## start Entries supplied

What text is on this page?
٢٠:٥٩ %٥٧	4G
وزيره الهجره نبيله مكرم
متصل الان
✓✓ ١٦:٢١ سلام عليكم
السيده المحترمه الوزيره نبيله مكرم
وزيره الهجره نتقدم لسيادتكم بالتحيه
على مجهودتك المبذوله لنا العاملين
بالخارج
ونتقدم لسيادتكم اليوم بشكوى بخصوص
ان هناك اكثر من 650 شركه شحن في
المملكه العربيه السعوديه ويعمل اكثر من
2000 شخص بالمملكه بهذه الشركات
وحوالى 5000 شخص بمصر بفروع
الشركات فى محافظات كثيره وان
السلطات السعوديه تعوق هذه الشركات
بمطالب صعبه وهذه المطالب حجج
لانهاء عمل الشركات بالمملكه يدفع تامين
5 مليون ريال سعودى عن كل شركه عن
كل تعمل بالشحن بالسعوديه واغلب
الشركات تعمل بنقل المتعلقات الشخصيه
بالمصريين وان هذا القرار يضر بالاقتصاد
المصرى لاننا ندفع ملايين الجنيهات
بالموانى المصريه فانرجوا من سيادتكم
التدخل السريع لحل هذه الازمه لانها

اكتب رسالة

## end Entries supplied

Copy all lines above containing the string "شركه".

■ Task response:
ان هناك اكثر من 650 شركه شحن في
5 مليون ريال سعودى عن كل شركه عن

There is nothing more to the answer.